# The problem:
All of the records below should be output exactly.

# Available data:
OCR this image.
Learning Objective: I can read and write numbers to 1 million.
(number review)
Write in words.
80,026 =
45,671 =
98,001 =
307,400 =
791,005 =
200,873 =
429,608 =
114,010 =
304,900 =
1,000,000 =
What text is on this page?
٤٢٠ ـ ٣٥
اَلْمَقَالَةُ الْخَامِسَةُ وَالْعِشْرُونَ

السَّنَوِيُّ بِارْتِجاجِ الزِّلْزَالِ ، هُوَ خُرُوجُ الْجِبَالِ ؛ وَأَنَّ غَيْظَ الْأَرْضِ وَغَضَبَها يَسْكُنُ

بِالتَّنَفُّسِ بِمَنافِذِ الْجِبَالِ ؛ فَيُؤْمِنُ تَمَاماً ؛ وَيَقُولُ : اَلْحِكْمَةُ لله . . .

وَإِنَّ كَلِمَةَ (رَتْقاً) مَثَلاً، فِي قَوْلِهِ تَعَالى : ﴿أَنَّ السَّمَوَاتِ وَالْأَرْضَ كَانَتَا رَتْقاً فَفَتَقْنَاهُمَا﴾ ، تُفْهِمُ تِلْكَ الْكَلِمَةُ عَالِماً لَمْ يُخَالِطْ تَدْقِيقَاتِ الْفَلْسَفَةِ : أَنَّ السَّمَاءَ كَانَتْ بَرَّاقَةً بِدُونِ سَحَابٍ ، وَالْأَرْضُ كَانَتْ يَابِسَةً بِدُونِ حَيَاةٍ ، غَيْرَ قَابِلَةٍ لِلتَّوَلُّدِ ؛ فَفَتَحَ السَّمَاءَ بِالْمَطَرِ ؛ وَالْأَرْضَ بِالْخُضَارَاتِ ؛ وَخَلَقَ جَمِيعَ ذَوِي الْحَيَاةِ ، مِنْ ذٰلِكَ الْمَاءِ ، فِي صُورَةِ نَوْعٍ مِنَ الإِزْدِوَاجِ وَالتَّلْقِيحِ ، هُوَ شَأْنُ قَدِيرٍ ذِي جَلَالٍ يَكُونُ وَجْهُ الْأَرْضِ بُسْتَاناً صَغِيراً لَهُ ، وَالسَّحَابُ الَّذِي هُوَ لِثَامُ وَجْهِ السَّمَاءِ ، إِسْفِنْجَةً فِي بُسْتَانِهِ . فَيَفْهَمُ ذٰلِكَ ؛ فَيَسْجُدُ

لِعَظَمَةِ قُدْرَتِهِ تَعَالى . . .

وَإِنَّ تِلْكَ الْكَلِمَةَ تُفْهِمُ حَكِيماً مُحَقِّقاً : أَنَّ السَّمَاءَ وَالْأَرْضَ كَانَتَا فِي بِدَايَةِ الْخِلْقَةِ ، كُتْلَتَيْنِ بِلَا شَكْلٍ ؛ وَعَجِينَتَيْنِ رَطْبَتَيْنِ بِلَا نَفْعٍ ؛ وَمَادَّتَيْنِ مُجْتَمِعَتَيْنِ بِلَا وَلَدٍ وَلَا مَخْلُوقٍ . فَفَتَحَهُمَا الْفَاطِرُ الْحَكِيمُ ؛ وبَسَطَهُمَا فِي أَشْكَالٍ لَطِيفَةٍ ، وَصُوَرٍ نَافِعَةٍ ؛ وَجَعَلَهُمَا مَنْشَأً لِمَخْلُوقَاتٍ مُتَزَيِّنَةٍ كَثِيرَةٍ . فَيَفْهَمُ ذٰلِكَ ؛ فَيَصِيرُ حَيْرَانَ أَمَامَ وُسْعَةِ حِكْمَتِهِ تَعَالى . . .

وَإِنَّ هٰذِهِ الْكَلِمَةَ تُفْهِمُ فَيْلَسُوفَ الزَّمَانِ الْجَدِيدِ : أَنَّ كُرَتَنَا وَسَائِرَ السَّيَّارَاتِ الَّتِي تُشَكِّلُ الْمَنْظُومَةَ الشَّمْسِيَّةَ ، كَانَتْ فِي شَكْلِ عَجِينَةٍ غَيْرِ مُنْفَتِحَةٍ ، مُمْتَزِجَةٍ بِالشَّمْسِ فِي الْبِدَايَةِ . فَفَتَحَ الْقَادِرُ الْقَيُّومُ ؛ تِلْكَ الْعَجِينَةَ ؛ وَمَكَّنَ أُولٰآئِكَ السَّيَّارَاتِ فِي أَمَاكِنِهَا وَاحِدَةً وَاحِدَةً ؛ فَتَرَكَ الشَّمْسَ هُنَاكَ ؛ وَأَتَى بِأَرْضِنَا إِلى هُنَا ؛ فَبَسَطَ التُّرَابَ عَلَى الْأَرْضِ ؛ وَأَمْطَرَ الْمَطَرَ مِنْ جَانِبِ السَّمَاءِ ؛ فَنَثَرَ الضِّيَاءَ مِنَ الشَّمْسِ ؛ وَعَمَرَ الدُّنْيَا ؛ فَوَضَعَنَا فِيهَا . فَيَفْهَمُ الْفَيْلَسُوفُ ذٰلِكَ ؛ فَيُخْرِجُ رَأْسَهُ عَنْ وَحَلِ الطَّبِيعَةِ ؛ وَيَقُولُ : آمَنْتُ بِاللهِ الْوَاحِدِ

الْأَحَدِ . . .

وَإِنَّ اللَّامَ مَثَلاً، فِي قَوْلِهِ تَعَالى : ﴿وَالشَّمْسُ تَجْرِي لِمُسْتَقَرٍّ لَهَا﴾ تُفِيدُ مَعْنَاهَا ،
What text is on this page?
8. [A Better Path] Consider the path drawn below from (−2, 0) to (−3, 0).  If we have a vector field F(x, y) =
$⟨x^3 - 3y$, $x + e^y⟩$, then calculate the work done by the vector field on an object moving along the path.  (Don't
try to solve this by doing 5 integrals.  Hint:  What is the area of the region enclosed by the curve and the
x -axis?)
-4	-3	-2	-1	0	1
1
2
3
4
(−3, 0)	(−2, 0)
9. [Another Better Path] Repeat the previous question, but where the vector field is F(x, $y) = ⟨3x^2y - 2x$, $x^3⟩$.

# The output:
OCR this image.
Learning Objective: I can read and write numbers to 1 million.
(number review)
Write in words.
80,026 =
45,671 =
98,001 =
307,400 =
791,005 =
200,873 =
429,608 =
114,010 =
304,900 =
1,000,000 =
What text is on this page?
٤٢٠ ـ ٣٥
اَلْمَقَالَةُ الْخَامِسَةُ وَالْعِشْرُونَ

السَّنَوِيُّ بِارْتِجاجِ الزِّلْزَالِ ، هُوَ خُرُوجُ الْجِبَالِ ؛ وَأَنَّ غَيْظَ الْأَرْضِ وَغَضَبَها يَسْكُنُ

بِالتَّنَفُّسِ بِمَنافِذِ الْجِبَالِ ؛ فَيُؤْمِنُ تَمَاماً ؛ وَيَقُولُ : اَلْحِكْمَةُ لله . . .

وَإِنَّ كَلِمَةَ (رَتْقاً) مَثَلاً، فِي قَوْلِهِ تَعَالى : ﴿أَنَّ السَّمَوَاتِ وَالْأَرْضَ كَانَتَا رَتْقاً فَفَتَقْنَاهُمَا﴾ ، تُفْهِمُ تِلْكَ الْكَلِمَةُ عَالِماً لَمْ يُخَالِطْ تَدْقِيقَاتِ الْفَلْسَفَةِ : أَنَّ السَّمَاءَ كَانَتْ بَرَّاقَةً بِدُونِ سَحَابٍ ، وَالْأَرْضُ كَانَتْ يَابِسَةً بِدُونِ حَيَاةٍ ، غَيْرَ قَابِلَةٍ لِلتَّوَلُّدِ ؛ فَفَتَحَ السَّمَاءَ بِالْمَطَرِ ؛ وَالْأَرْضَ بِالْخُضَارَاتِ ؛ وَخَلَقَ جَمِيعَ ذَوِي الْحَيَاةِ ، مِنْ ذٰلِكَ الْمَاءِ ، فِي صُورَةِ نَوْعٍ مِنَ الإِزْدِوَاجِ وَالتَّلْقِيحِ ، هُوَ شَأْنُ قَدِيرٍ ذِي جَلَالٍ يَكُونُ وَجْهُ الْأَرْضِ بُسْتَاناً صَغِيراً لَهُ ، وَالسَّحَابُ الَّذِي هُوَ لِثَامُ وَجْهِ السَّمَاءِ ، إِسْفِنْجَةً فِي بُسْتَانِهِ . فَيَفْهَمُ ذٰلِكَ ؛ فَيَسْجُدُ

لِعَظَمَةِ قُدْرَتِهِ تَعَالى . . .

وَإِنَّ تِلْكَ الْكَلِمَةَ تُفْهِمُ حَكِيماً مُحَقِّقاً : أَنَّ السَّمَاءَ وَالْأَرْضَ كَانَتَا فِي بِدَايَةِ الْخِلْقَةِ ، كُتْلَتَيْنِ بِلَا شَكْلٍ ؛ وَعَجِينَتَيْنِ رَطْبَتَيْنِ بِلَا نَفْعٍ ؛ وَمَادَّتَيْنِ مُجْتَمِعَتَيْنِ بِلَا وَلَدٍ وَلَا مَخْلُوقٍ . فَفَتَحَهُمَا الْفَاطِرُ الْحَكِيمُ ؛ وبَسَطَهُمَا فِي أَشْكَالٍ لَطِيفَةٍ ، وَصُوَرٍ نَافِعَةٍ ؛ وَجَعَلَهُمَا مَنْشَأً لِمَخْلُوقَاتٍ مُتَزَيِّنَةٍ كَثِيرَةٍ . فَيَفْهَمُ ذٰلِكَ ؛ فَيَصِيرُ حَيْرَانَ أَمَامَ وُسْعَةِ حِكْمَتِهِ تَعَالى . . .

وَإِنَّ هٰذِهِ الْكَلِمَةَ تُفْهِمُ فَيْلَسُوفَ الزَّمَانِ الْجَدِيدِ : أَنَّ كُرَتَنَا وَسَائِرَ السَّيَّارَاتِ الَّتِي تُشَكِّلُ الْمَنْظُومَةَ الشَّمْسِيَّةَ ، كَانَتْ فِي شَكْلِ عَجِينَةٍ غَيْرِ مُنْفَتِحَةٍ ، مُمْتَزِجَةٍ بِالشَّمْسِ فِي الْبِدَايَةِ . فَفَتَحَ الْقَادِرُ الْقَيُّومُ ؛ تِلْكَ الْعَجِينَةَ ؛ وَمَكَّنَ أُولٰآئِكَ السَّيَّارَاتِ فِي أَمَاكِنِهَا وَاحِدَةً وَاحِدَةً ؛ فَتَرَكَ الشَّمْسَ هُنَاكَ ؛ وَأَتَى بِأَرْضِنَا إِلى هُنَا ؛ فَبَسَطَ التُّرَابَ عَلَى الْأَرْضِ ؛ وَأَمْطَرَ الْمَطَرَ مِنْ جَانِبِ السَّمَاءِ ؛ فَنَثَرَ الضِّيَاءَ مِنَ الشَّمْسِ ؛ وَعَمَرَ الدُّنْيَا ؛ فَوَضَعَنَا فِيهَا . فَيَفْهَمُ الْفَيْلَسُوفُ ذٰلِكَ ؛ فَيُخْرِجُ رَأْسَهُ عَنْ وَحَلِ الطَّبِيعَةِ ؛ وَيَقُولُ : آمَنْتُ بِاللهِ الْوَاحِدِ

الْأَحَدِ . . .

وَإِنَّ اللَّامَ مَثَلاً، فِي قَوْلِهِ تَعَالى : ﴿وَالشَّمْسُ تَجْرِي لِمُسْتَقَرٍّ لَهَا﴾ تُفِيدُ مَعْنَاهَا ،
What text is on this page?
8. [A Better Path] Consider the path drawn below from (−2, 0) to (−3, 0).  If we have a vector field F(x, y) =
$⟨x^3 - 3y$, $x + e^y⟩$, then calculate the work done by the vector field on an object moving along the path.  (Don't
try to solve this by doing 5 integrals.  Hint:  What is the area of the region enclosed by the curve and the
x -axis?)
-4	-3	-2	-1	0	1
1
2
3
4
(−3, 0)	(−2, 0)
9. [Another Better Path] Repeat the previous question, but where the vector field is F(x, $y) = ⟨3x^2y - 2x$, $x^3⟩$.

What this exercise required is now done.